[Dataset entries]

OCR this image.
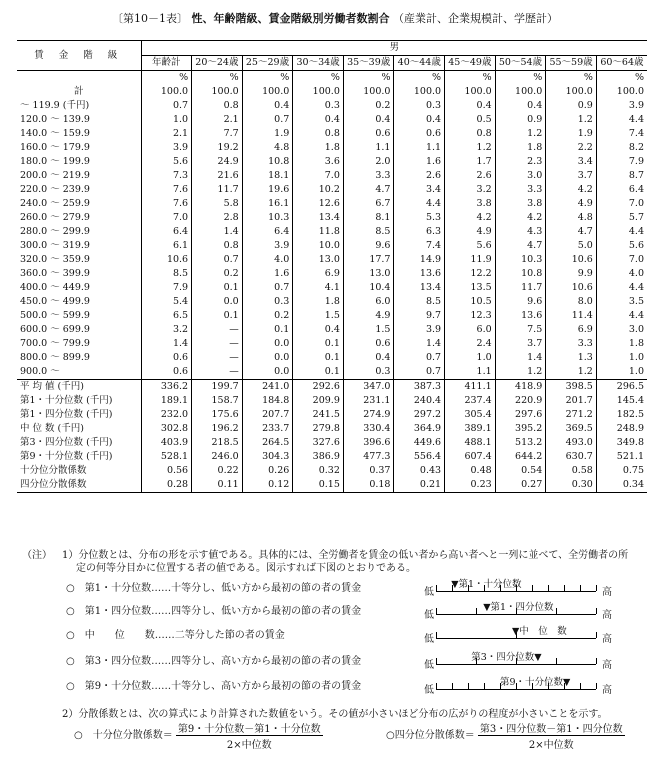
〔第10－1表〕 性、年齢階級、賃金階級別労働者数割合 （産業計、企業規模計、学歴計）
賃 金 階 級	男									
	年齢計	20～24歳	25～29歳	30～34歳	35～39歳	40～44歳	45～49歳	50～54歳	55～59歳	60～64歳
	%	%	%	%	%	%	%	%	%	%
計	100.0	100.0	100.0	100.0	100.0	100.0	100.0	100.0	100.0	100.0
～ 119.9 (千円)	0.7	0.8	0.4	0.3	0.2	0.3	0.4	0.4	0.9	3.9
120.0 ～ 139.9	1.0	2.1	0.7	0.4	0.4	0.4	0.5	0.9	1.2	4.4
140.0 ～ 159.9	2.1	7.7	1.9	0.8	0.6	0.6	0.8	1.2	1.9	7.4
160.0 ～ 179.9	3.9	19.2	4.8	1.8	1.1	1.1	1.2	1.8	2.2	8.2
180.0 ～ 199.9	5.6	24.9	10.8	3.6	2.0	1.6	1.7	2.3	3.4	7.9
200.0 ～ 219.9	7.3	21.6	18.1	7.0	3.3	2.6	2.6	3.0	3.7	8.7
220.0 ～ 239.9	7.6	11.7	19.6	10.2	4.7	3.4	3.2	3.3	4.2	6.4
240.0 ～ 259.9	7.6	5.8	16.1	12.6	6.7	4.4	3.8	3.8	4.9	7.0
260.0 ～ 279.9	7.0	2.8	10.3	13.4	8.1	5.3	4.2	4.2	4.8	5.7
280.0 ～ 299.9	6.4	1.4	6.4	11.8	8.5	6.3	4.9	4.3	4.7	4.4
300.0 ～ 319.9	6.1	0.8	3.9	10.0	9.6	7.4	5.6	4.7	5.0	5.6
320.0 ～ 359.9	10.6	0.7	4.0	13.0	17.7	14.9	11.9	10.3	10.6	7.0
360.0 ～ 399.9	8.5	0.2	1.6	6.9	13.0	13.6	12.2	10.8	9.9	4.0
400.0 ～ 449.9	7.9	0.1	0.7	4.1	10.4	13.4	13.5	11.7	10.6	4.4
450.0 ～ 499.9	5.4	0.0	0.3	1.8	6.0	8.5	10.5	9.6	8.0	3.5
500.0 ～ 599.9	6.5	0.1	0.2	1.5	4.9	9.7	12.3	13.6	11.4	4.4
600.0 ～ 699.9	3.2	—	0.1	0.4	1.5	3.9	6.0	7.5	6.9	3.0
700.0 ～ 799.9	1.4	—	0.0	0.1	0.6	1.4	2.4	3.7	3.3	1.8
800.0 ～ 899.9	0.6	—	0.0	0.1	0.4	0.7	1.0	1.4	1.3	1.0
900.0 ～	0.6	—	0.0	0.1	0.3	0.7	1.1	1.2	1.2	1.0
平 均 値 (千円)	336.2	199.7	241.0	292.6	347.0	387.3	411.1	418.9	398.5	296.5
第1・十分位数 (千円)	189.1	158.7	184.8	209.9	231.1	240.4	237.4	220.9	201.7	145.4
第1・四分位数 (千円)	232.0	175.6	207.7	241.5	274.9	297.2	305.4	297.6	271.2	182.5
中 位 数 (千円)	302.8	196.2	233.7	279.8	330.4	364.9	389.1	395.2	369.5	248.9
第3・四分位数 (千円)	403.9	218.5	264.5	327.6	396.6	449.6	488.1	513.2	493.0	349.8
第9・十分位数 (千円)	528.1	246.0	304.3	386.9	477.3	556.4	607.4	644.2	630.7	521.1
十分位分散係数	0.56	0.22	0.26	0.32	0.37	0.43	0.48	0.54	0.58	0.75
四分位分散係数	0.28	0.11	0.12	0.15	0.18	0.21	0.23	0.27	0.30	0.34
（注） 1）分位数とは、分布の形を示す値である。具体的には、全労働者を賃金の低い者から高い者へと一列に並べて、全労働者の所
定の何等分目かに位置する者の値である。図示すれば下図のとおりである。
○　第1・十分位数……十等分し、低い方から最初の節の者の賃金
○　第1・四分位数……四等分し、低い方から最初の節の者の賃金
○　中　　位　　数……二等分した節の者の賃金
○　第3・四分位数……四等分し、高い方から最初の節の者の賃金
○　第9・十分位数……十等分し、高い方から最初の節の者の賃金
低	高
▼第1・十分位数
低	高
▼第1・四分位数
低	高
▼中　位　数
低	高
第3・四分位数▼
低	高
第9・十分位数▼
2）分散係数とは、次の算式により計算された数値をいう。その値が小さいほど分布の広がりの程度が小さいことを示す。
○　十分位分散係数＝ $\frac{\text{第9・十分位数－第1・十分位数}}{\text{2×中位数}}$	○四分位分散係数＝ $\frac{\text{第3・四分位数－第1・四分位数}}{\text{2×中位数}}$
---
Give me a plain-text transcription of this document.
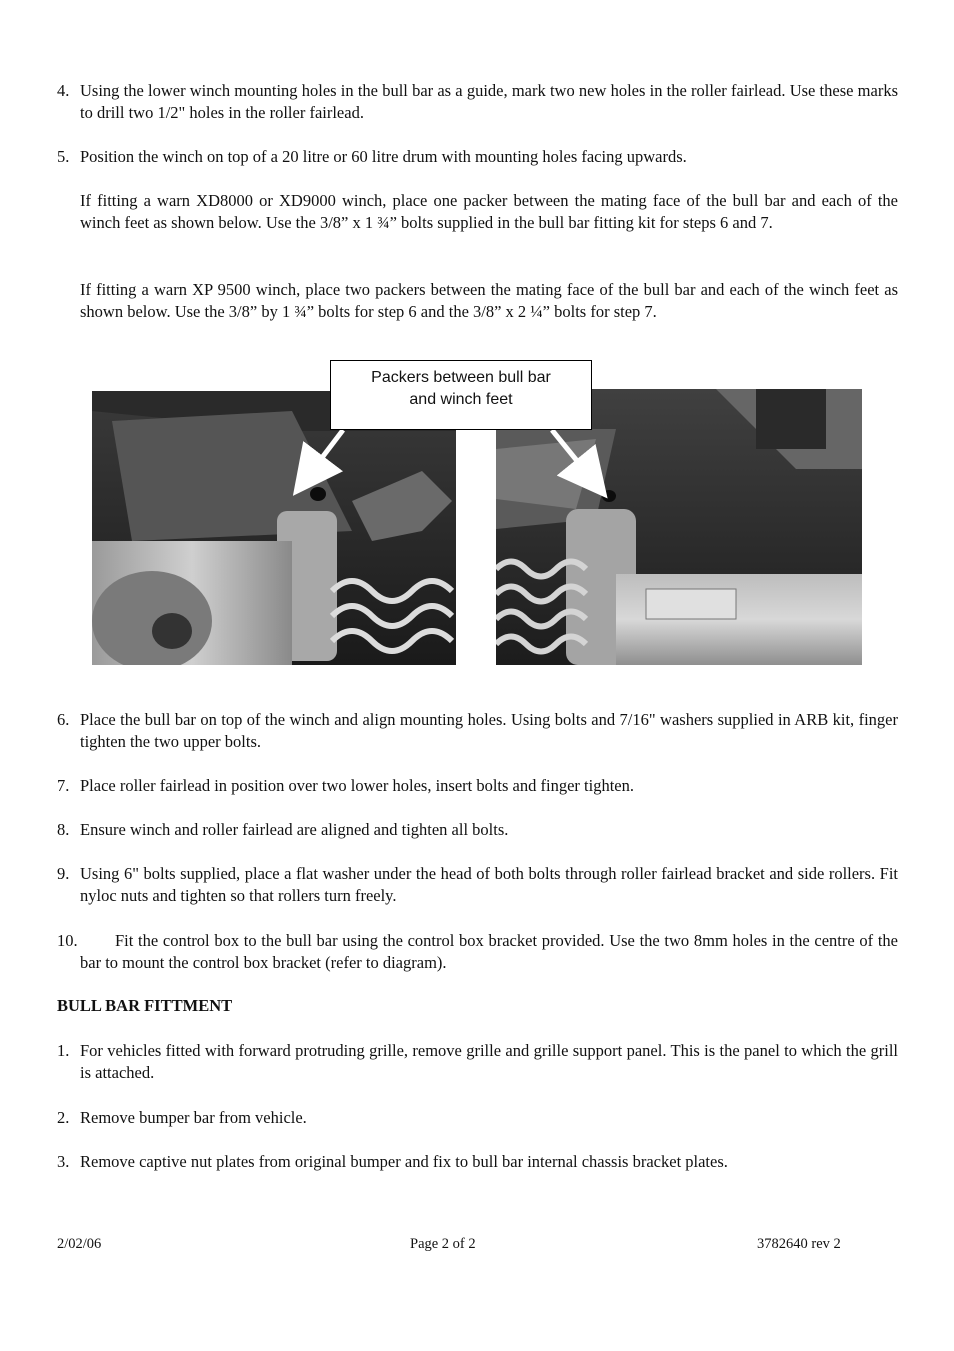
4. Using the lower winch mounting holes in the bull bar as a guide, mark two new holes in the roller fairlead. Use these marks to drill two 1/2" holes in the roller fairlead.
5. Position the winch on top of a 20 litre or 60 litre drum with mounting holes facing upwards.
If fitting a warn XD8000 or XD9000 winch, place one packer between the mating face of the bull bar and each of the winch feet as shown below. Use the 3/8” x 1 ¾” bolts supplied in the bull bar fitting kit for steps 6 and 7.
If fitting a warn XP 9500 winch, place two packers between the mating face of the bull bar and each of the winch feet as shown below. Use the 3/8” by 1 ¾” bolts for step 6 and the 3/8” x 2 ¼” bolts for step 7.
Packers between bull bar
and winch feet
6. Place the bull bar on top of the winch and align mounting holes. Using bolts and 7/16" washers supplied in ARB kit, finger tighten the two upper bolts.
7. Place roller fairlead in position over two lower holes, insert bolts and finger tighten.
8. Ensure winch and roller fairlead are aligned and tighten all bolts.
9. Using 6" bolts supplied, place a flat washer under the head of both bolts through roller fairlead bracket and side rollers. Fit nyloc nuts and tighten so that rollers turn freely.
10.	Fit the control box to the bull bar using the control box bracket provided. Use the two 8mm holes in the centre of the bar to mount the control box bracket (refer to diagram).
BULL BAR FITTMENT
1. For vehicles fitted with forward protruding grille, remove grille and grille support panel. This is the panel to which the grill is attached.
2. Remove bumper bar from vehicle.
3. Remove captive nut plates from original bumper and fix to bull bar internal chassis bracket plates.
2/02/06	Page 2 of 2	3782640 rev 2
---
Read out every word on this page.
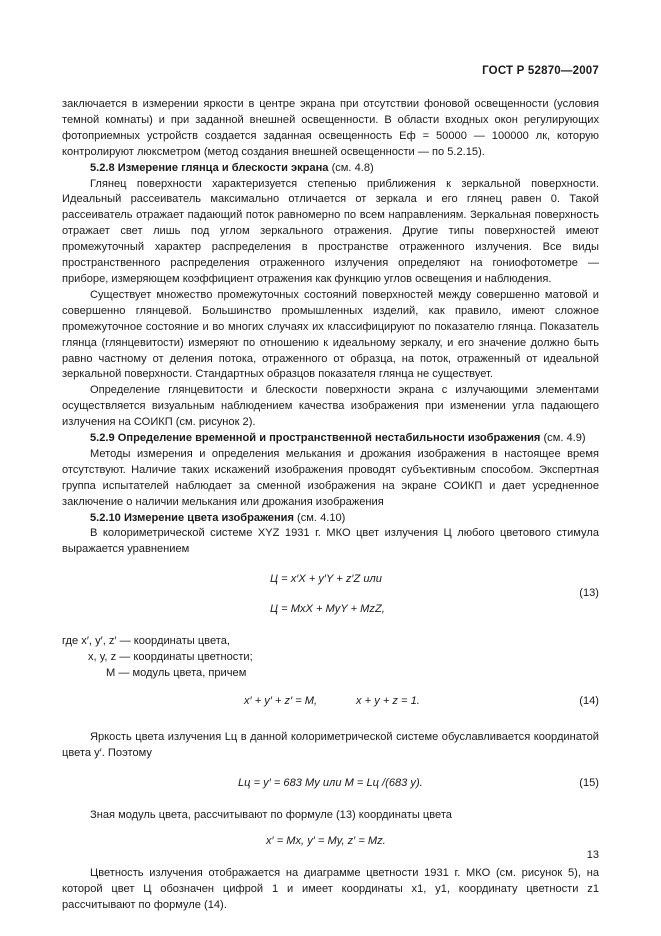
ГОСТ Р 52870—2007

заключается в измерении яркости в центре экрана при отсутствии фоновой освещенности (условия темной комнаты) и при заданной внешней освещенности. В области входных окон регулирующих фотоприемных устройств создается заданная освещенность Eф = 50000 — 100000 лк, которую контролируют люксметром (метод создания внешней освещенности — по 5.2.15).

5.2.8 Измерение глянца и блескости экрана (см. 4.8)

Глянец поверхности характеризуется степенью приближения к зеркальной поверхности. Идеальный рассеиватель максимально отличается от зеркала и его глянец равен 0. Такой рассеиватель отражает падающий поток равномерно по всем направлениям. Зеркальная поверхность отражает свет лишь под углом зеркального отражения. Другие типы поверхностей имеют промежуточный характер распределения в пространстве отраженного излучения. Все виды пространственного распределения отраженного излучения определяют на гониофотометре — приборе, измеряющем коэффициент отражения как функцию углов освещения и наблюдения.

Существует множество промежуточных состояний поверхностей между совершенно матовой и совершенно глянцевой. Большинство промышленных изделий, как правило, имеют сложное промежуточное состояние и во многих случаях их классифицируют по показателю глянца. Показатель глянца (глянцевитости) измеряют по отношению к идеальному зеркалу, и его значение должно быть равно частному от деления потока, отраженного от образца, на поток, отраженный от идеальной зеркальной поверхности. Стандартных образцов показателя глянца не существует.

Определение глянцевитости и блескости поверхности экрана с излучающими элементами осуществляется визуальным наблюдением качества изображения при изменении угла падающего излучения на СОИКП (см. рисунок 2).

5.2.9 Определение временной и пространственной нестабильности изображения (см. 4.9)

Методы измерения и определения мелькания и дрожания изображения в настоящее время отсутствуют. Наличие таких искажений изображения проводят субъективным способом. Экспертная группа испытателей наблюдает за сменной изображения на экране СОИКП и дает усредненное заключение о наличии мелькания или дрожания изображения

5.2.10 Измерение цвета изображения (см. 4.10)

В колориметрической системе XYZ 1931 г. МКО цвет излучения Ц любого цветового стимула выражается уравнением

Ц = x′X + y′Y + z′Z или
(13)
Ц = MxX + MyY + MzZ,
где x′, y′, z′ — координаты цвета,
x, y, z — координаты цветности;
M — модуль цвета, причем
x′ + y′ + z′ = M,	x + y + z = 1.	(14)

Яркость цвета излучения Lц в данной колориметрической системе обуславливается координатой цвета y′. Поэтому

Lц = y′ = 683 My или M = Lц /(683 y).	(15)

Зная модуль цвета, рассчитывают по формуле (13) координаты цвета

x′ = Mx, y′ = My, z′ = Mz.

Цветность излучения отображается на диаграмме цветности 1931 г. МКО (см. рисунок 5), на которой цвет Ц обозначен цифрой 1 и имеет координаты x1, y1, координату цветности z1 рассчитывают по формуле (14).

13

■ Instructions for the task ■
Pick out each line in the material containing "формуле".

■ In response ■
Зная модуль цвета, рассчитывают по формуле (13) координаты цвета
Цветность излучения отображается на диаграмме цветности 1931 г. МКО (см. рисунок 5), на которой цвет Ц обозначен цифрой 1 и имеет координаты x1, y1, координату цветности z1 рассчитывают по формуле (14).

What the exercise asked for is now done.